Figure dataset records
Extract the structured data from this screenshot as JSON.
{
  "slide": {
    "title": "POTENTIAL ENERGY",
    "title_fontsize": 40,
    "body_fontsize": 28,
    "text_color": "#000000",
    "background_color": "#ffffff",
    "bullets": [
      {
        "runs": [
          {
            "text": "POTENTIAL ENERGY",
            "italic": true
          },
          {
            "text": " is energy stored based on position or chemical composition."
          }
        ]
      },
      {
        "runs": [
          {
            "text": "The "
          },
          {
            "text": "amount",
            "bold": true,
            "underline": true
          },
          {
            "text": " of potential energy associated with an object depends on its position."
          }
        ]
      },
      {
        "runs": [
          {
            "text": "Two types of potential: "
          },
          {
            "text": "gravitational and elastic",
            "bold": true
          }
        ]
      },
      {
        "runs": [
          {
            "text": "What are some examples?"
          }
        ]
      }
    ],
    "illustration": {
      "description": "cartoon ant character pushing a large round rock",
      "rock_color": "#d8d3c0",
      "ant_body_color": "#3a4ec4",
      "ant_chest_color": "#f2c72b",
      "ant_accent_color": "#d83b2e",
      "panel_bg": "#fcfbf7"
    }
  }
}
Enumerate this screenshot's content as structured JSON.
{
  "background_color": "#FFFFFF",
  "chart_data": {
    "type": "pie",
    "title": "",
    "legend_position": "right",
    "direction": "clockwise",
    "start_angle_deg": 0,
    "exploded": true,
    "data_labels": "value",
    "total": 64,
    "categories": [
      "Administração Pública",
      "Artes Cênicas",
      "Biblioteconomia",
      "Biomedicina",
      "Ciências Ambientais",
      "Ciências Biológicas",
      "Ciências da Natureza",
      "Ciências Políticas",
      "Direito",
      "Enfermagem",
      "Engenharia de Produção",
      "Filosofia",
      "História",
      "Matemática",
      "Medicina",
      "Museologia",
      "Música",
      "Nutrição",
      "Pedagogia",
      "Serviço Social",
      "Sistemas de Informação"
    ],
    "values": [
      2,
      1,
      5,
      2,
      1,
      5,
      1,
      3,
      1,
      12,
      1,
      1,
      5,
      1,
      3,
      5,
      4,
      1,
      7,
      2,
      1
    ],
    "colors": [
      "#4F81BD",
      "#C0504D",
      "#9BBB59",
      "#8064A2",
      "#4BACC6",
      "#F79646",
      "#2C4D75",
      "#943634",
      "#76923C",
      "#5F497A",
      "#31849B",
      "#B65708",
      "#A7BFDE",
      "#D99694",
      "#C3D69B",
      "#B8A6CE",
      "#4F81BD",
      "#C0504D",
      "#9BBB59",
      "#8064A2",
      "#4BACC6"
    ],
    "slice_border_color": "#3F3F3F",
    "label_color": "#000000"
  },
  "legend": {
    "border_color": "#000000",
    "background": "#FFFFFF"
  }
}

### Exercise objective
Provide an exact reproduction of all the entries shown above.

### Response to the exercise
Extract the structured data from this screenshot as JSON.
{
  "slide": {
    "title": "POTENTIAL ENERGY",
    "title_fontsize": 40,
    "body_fontsize": 28,
    "text_color": "#000000",
    "background_color": "#ffffff",
    "bullets": [
      {
        "runs": [
          {
            "text": "POTENTIAL ENERGY",
            "italic": true
          },
          {
            "text": " is energy stored based on position or chemical composition."
          }
        ]
      },
      {
        "runs": [
          {
            "text": "The "
          },
          {
            "text": "amount",
            "bold": true,
            "underline": true
          },
          {
            "text": " of potential energy associated with an object depends on its position."
          }
        ]
      },
      {
        "runs": [
          {
            "text": "Two types of potential: "
          },
          {
            "text": "gravitational and elastic",
            "bold": true
          }
        ]
      },
      {
        "runs": [
          {
            "text": "What are some examples?"
          }
        ]
      }
    ],
    "illustration": {
      "description": "cartoon ant character pushing a large round rock",
      "rock_color": "#d8d3c0",
      "ant_body_color": "#3a4ec4",
      "ant_chest_color": "#f2c72b",
      "ant_accent_color": "#d83b2e",
      "panel_bg": "#fcfbf7"
    }
  }
}
Enumerate this screenshot's content as structured JSON.
{
  "background_color": "#FFFFFF",
  "chart_data": {
    "type": "pie",
    "title": "",
    "legend_position": "right",
    "direction": "clockwise",
    "start_angle_deg": 0,
    "exploded": true,
    "data_labels": "value",
    "total": 64,
    "categories": [
      "Administração Pública",
      "Artes Cênicas",
      "Biblioteconomia",
      "Biomedicina",
      "Ciências Ambientais",
      "Ciências Biológicas",
      "Ciências da Natureza",
      "Ciências Políticas",
      "Direito",
      "Enfermagem",
      "Engenharia de Produção",
      "Filosofia",
      "História",
      "Matemática",
      "Medicina",
      "Museologia",
      "Música",
      "Nutrição",
      "Pedagogia",
      "Serviço Social",
      "Sistemas de Informação"
    ],
    "values": [
      2,
      1,
      5,
      2,
      1,
      5,
      1,
      3,
      1,
      12,
      1,
      1,
      5,
      1,
      3,
      5,
      4,
      1,
      7,
      2,
      1
    ],
    "colors": [
      "#4F81BD",
      "#C0504D",
      "#9BBB59",
      "#8064A2",
      "#4BACC6",
      "#F79646",
      "#2C4D75",
      "#943634",
      "#76923C",
      "#5F497A",
      "#31849B",
      "#B65708",
      "#A7BFDE",
      "#D99694",
      "#C3D69B",
      "#B8A6CE",
      "#4F81BD",
      "#C0504D",
      "#9BBB59",
      "#8064A2",
      "#4BACC6"
    ],
    "slice_border_color": "#3F3F3F",
    "label_color": "#000000"
  },
  "legend": {
    "border_color": "#000000",
    "background": "#FFFFFF"
  }
}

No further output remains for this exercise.